(Records excerpted from a collection)
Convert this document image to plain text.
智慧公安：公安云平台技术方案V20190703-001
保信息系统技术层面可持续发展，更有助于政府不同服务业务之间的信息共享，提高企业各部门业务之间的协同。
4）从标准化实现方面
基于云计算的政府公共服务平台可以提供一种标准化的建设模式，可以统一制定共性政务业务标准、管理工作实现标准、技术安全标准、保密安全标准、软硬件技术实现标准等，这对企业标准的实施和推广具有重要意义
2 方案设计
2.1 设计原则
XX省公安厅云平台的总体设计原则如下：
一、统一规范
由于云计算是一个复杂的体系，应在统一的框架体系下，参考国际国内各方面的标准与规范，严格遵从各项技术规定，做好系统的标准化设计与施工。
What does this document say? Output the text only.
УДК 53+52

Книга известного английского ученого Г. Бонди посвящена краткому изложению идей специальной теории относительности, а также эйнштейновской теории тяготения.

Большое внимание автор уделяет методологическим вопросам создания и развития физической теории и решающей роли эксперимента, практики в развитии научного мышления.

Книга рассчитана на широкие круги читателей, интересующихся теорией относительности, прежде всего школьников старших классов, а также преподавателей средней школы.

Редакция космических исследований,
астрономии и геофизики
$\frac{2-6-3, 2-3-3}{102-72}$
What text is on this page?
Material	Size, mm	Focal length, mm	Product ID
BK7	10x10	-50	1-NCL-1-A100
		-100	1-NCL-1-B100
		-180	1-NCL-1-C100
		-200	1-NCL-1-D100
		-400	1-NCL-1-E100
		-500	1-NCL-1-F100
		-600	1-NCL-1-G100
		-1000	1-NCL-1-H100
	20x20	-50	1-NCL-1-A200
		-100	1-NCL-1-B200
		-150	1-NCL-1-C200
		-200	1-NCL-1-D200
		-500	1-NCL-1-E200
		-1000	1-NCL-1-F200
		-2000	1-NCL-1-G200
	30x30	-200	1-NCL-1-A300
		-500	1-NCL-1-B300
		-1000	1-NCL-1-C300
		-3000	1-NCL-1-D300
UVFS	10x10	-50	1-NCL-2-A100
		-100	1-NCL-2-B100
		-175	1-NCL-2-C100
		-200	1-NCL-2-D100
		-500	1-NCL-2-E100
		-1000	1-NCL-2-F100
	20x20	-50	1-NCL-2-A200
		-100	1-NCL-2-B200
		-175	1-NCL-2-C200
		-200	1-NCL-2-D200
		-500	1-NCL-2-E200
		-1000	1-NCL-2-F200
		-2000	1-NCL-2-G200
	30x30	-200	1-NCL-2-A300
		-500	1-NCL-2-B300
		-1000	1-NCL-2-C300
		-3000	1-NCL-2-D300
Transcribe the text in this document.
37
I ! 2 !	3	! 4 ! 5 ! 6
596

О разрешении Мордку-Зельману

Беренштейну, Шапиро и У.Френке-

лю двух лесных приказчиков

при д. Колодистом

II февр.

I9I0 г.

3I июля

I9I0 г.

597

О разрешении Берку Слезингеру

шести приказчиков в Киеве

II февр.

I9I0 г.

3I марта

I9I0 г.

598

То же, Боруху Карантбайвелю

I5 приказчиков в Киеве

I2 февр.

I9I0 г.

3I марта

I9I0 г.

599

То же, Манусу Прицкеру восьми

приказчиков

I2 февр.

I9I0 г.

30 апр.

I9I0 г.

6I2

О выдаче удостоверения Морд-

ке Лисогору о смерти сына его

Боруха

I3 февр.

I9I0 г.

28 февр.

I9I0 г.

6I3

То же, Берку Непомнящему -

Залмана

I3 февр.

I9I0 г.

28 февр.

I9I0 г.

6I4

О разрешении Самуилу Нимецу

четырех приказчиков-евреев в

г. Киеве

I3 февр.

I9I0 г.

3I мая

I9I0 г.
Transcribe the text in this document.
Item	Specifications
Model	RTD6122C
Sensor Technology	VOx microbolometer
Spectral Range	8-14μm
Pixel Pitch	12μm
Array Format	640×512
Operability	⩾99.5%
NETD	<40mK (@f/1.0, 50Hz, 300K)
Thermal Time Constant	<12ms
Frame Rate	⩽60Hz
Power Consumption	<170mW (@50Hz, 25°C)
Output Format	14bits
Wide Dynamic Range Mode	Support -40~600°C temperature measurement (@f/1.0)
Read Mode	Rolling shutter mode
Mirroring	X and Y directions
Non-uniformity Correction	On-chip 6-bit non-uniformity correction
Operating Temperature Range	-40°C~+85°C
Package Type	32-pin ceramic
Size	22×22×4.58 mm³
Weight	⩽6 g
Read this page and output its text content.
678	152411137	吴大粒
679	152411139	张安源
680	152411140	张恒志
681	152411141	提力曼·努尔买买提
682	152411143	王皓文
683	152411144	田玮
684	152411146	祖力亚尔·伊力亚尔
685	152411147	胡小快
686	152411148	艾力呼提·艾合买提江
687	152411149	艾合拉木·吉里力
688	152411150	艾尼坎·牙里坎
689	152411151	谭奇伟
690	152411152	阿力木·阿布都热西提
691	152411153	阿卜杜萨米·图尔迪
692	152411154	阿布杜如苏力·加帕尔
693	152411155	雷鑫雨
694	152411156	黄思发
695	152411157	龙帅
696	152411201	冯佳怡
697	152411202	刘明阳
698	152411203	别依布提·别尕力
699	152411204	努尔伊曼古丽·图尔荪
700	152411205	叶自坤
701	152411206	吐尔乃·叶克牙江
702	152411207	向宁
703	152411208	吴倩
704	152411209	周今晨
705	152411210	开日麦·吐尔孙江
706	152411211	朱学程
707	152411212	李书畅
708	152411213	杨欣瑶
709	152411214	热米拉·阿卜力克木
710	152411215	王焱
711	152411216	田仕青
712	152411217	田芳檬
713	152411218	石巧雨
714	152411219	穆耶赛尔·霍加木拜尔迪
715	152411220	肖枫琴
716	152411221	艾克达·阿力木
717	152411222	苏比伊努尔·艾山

* **TASK TO COMPLETE**
The records above need to be transcribed in full. Keep every character unchanged.

* **ANSWER TO THIS TASK**
Convert this document image to plain text.
智慧公安：公安云平台技术方案V20190703-001
保信息系统技术层面可持续发展，更有助于政府不同服务业务之间的信息共享，提高企业各部门业务之间的协同。
4）从标准化实现方面
基于云计算的政府公共服务平台可以提供一种标准化的建设模式，可以统一制定共性政务业务标准、管理工作实现标准、技术安全标准、保密安全标准、软硬件技术实现标准等，这对企业标准的实施和推广具有重要意义
2 方案设计
2.1 设计原则
XX省公安厅云平台的总体设计原则如下：
一、统一规范
由于云计算是一个复杂的体系，应在统一的框架体系下，参考国际国内各方面的标准与规范，严格遵从各项技术规定，做好系统的标准化设计与施工。
What does this document say? Output the text only.
УДК 53+52

Книга известного английского ученого Г. Бонди посвящена краткому изложению идей специальной теории относительности, а также эйнштейновской теории тяготения.

Большое внимание автор уделяет методологическим вопросам создания и развития физической теории и решающей роли эксперимента, практики в развитии научного мышления.

Книга рассчитана на широкие круги читателей, интересующихся теорией относительности, прежде всего школьников старших классов, а также преподавателей средней школы.

Редакция космических исследований,
астрономии и геофизики
$\frac{2-6-3, 2-3-3}{102-72}$
What text is on this page?
Material	Size, mm	Focal length, mm	Product ID
BK7	10x10	-50	1-NCL-1-A100
		-100	1-NCL-1-B100
		-180	1-NCL-1-C100
		-200	1-NCL-1-D100
		-400	1-NCL-1-E100
		-500	1-NCL-1-F100
		-600	1-NCL-1-G100
		-1000	1-NCL-1-H100
	20x20	-50	1-NCL-1-A200
		-100	1-NCL-1-B200
		-150	1-NCL-1-C200
		-200	1-NCL-1-D200
		-500	1-NCL-1-E200
		-1000	1-NCL-1-F200
		-2000	1-NCL-1-G200
	30x30	-200	1-NCL-1-A300
		-500	1-NCL-1-B300
		-1000	1-NCL-1-C300
		-3000	1-NCL-1-D300
UVFS	10x10	-50	1-NCL-2-A100
		-100	1-NCL-2-B100
		-175	1-NCL-2-C100
		-200	1-NCL-2-D100
		-500	1-NCL-2-E100
		-1000	1-NCL-2-F100
	20x20	-50	1-NCL-2-A200
		-100	1-NCL-2-B200
		-175	1-NCL-2-C200
		-200	1-NCL-2-D200
		-500	1-NCL-2-E200
		-1000	1-NCL-2-F200
		-2000	1-NCL-2-G200
	30x30	-200	1-NCL-2-A300
		-500	1-NCL-2-B300
		-1000	1-NCL-2-C300
		-3000	1-NCL-2-D300
Transcribe the text in this document.
37
I ! 2 !	3	! 4 ! 5 ! 6
596

О разрешении Мордку-Зельману

Беренштейну, Шапиро и У.Френке-

лю двух лесных приказчиков

при д. Колодистом

II февр.

I9I0 г.

3I июля

I9I0 г.

597

О разрешении Берку Слезингеру

шести приказчиков в Киеве

II февр.

I9I0 г.

3I марта

I9I0 г.

598

То же, Боруху Карантбайвелю

I5 приказчиков в Киеве

I2 февр.

I9I0 г.

3I марта

I9I0 г.

599

То же, Манусу Прицкеру восьми

приказчиков

I2 февр.

I9I0 г.

30 апр.

I9I0 г.

6I2

О выдаче удостоверения Морд-

ке Лисогору о смерти сына его

Боруха

I3 февр.

I9I0 г.

28 февр.

I9I0 г.

6I3

То же, Берку Непомнящему -

Залмана

I3 февр.

I9I0 г.

28 февр.

I9I0 г.

6I4

О разрешении Самуилу Нимецу

четырех приказчиков-евреев в

г. Киеве

I3 февр.

I9I0 г.

3I мая

I9I0 г.
Transcribe the text in this document.
Item	Specifications
Model	RTD6122C
Sensor Technology	VOx microbolometer
Spectral Range	8-14μm
Pixel Pitch	12μm
Array Format	640×512
Operability	⩾99.5%
NETD	<40mK (@f/1.0, 50Hz, 300K)
Thermal Time Constant	<12ms
Frame Rate	⩽60Hz
Power Consumption	<170mW (@50Hz, 25°C)
Output Format	14bits
Wide Dynamic Range Mode	Support -40~600°C temperature measurement (@f/1.0)
Read Mode	Rolling shutter mode
Mirroring	X and Y directions
Non-uniformity Correction	On-chip 6-bit non-uniformity correction
Operating Temperature Range	-40°C~+85°C
Package Type	32-pin ceramic
Size	22×22×4.58 mm³
Weight	⩽6 g
Read this page and output its text content.
678	152411137	吴大粒
679	152411139	张安源
680	152411140	张恒志
681	152411141	提力曼·努尔买买提
682	152411143	王皓文
683	152411144	田玮
684	152411146	祖力亚尔·伊力亚尔
685	152411147	胡小快
686	152411148	艾力呼提·艾合买提江
687	152411149	艾合拉木·吉里力
688	152411150	艾尼坎·牙里坎
689	152411151	谭奇伟
690	152411152	阿力木·阿布都热西提
691	152411153	阿卜杜萨米·图尔迪
692	152411154	阿布杜如苏力·加帕尔
693	152411155	雷鑫雨
694	152411156	黄思发
695	152411157	龙帅
696	152411201	冯佳怡
697	152411202	刘明阳
698	152411203	别依布提·别尕力
699	152411204	努尔伊曼古丽·图尔荪
700	152411205	叶自坤
701	152411206	吐尔乃·叶克牙江
702	152411207	向宁
703	152411208	吴倩
704	152411209	周今晨
705	152411210	开日麦·吐尔孙江
706	152411211	朱学程
707	152411212	李书畅
708	152411213	杨欣瑶
709	152411214	热米拉·阿卜力克木
710	152411215	王焱
711	152411216	田仕青
712	152411217	田芳檬
713	152411218	石巧雨
714	152411219	穆耶赛尔·霍加木拜尔迪
715	152411220	肖枫琴
716	152411221	艾克达·阿力木
717	152411222	苏比伊努尔·艾山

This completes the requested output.